-- START --

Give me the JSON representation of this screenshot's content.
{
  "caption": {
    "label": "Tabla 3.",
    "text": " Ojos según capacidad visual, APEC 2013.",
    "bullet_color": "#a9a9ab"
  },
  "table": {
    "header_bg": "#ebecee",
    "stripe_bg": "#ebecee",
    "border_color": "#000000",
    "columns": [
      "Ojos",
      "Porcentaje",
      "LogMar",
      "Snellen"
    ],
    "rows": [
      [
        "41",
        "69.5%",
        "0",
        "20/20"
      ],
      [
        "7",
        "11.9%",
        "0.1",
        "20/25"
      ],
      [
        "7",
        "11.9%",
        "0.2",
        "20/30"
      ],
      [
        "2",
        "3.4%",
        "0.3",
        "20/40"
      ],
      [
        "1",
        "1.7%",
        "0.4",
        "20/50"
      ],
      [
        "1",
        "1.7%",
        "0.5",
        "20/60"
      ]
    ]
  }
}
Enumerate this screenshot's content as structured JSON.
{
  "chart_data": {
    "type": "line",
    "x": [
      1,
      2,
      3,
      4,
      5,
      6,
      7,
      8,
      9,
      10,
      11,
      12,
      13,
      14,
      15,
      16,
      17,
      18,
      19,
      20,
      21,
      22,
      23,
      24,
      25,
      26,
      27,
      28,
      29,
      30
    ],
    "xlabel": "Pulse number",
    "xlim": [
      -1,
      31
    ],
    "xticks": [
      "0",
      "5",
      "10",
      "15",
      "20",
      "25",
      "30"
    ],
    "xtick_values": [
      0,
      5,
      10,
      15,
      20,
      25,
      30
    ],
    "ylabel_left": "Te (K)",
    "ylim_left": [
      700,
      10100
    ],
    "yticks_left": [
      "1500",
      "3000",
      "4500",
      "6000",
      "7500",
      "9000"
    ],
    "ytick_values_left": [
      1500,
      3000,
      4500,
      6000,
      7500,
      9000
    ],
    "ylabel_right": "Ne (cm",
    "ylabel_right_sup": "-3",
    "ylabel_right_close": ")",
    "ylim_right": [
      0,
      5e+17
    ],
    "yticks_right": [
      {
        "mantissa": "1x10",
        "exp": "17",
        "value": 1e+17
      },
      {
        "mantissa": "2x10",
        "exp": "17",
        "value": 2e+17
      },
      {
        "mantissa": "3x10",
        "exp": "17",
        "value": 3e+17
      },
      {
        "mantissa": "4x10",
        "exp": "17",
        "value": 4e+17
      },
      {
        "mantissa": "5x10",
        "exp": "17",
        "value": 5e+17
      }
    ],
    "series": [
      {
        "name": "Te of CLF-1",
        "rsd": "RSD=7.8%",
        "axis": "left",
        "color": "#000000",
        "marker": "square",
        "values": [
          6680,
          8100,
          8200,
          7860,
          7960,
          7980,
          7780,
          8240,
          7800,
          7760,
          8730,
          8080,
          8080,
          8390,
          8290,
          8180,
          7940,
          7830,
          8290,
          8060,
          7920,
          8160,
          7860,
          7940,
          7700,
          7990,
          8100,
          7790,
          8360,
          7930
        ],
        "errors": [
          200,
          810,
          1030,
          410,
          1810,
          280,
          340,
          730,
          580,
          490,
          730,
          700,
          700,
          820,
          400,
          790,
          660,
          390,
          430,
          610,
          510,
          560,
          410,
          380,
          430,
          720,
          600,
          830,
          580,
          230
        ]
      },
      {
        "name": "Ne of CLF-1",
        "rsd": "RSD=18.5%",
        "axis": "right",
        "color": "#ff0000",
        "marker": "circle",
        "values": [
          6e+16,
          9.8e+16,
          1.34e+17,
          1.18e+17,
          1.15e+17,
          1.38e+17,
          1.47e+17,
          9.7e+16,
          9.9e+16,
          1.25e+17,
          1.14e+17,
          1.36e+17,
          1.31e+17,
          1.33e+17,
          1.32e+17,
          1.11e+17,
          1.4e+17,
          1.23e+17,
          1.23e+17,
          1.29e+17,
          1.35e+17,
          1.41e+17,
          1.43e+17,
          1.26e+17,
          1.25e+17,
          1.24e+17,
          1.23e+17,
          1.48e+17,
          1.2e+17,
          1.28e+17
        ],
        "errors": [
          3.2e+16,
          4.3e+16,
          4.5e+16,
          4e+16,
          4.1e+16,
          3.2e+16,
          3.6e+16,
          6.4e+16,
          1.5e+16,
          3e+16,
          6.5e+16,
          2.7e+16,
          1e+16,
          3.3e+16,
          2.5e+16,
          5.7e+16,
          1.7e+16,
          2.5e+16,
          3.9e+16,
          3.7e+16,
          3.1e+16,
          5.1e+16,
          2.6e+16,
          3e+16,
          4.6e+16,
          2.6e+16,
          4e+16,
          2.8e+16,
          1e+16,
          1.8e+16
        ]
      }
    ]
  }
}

-- END --

## Exercise brief
Locate and copy each line in the data above that includes the word "JSON".

## Exercise result
Give me the JSON representation of this screenshot's content.
Enumerate this screenshot's content as structured JSON.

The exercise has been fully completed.